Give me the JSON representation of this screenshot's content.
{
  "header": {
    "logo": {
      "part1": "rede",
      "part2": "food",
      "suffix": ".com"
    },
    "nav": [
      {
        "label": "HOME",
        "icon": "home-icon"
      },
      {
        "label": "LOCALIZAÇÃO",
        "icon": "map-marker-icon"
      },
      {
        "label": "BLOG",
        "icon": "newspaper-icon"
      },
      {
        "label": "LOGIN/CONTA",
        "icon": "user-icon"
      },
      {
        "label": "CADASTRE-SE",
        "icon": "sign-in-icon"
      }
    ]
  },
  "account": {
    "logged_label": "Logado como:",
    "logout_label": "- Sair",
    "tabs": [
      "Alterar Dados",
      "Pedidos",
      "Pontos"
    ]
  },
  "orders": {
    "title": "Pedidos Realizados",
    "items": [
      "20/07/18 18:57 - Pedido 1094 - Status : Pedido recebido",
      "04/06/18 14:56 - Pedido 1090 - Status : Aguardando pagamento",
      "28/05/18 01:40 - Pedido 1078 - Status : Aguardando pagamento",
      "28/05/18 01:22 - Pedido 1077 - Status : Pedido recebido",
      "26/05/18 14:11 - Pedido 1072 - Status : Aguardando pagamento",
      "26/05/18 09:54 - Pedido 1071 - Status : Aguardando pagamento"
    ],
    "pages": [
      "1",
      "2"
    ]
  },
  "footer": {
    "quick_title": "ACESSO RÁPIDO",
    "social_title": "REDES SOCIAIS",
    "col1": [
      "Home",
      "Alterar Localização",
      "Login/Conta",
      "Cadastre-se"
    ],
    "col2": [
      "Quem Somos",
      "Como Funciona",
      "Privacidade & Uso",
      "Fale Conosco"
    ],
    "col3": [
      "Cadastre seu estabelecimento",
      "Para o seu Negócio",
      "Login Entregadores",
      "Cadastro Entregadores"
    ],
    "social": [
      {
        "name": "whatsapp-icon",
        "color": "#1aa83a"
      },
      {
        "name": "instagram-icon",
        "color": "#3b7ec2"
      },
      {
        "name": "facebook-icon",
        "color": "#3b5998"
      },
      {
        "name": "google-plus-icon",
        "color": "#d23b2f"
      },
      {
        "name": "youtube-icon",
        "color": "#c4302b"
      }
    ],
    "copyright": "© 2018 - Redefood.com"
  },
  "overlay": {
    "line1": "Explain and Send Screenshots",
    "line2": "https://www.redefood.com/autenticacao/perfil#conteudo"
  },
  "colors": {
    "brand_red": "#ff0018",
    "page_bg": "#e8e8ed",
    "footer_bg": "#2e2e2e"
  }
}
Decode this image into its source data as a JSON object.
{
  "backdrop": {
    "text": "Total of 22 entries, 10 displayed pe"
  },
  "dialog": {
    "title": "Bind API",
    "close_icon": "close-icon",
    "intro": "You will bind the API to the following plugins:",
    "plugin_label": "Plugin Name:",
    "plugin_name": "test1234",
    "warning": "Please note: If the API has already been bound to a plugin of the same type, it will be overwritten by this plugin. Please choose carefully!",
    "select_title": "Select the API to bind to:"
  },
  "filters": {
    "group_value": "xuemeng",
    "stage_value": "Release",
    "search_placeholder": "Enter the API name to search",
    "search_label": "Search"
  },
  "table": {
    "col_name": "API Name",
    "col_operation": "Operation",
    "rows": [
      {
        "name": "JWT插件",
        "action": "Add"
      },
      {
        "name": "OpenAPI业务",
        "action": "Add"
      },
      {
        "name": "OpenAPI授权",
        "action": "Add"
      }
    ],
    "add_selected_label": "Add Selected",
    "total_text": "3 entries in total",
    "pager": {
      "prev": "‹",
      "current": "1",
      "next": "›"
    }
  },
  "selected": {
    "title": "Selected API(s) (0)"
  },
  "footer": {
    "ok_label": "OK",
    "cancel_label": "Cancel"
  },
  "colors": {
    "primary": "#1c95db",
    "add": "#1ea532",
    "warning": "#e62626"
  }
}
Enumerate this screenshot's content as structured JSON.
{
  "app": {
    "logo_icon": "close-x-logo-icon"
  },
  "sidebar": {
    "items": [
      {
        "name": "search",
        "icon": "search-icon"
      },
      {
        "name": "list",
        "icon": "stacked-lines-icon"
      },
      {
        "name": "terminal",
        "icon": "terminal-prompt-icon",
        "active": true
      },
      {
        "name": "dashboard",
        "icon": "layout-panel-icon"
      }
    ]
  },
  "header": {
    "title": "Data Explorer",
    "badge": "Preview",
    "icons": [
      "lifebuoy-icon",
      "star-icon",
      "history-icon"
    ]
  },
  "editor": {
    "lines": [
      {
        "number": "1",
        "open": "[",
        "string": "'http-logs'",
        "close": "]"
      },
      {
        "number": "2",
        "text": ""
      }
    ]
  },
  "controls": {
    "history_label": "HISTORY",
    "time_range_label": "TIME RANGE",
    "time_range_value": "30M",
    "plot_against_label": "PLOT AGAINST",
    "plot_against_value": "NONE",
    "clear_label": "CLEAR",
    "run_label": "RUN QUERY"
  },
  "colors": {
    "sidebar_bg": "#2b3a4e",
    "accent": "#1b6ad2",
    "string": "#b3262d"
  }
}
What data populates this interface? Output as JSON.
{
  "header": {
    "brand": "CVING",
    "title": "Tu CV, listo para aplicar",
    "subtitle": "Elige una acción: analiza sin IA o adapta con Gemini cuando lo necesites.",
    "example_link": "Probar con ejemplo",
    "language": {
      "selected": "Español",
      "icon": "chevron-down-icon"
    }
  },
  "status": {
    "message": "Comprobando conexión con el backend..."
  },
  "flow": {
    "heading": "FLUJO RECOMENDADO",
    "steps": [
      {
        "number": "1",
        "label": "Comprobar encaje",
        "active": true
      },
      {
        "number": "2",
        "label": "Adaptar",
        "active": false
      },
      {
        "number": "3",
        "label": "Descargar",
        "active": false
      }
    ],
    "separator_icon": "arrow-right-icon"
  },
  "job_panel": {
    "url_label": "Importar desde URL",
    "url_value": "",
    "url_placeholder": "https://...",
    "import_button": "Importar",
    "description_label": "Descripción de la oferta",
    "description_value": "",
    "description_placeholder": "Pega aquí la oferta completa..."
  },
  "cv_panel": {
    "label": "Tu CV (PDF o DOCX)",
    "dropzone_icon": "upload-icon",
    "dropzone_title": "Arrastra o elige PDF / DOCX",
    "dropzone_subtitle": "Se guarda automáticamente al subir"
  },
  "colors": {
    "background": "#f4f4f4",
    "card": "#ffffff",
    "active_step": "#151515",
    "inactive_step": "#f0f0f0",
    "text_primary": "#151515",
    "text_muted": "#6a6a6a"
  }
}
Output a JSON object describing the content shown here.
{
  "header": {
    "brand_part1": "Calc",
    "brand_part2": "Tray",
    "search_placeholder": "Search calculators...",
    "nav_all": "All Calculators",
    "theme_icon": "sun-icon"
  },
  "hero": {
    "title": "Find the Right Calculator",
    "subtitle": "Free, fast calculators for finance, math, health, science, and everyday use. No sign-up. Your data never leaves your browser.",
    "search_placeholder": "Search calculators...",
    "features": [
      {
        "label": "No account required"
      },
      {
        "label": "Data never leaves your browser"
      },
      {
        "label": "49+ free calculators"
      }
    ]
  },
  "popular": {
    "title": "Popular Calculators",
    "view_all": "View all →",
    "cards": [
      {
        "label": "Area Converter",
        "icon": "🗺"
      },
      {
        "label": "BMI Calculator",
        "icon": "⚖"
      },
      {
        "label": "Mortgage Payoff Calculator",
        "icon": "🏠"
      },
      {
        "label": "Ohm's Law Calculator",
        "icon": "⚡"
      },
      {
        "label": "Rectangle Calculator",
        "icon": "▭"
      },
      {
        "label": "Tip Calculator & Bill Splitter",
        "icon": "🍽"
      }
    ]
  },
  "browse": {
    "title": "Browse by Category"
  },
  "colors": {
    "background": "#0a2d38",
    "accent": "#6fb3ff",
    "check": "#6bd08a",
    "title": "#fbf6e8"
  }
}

**WHAT YOU ARE ASKED TO DO**. Show, from the material above, each line that includes the string "JSON".

**SOLUTION BELOW**.
Give me the JSON representation of this screenshot's content.
Decode this image into its source data as a JSON object.
Enumerate this screenshot's content as structured JSON.
What data populates this interface? Output as JSON.
Output a JSON object describing the content shown here.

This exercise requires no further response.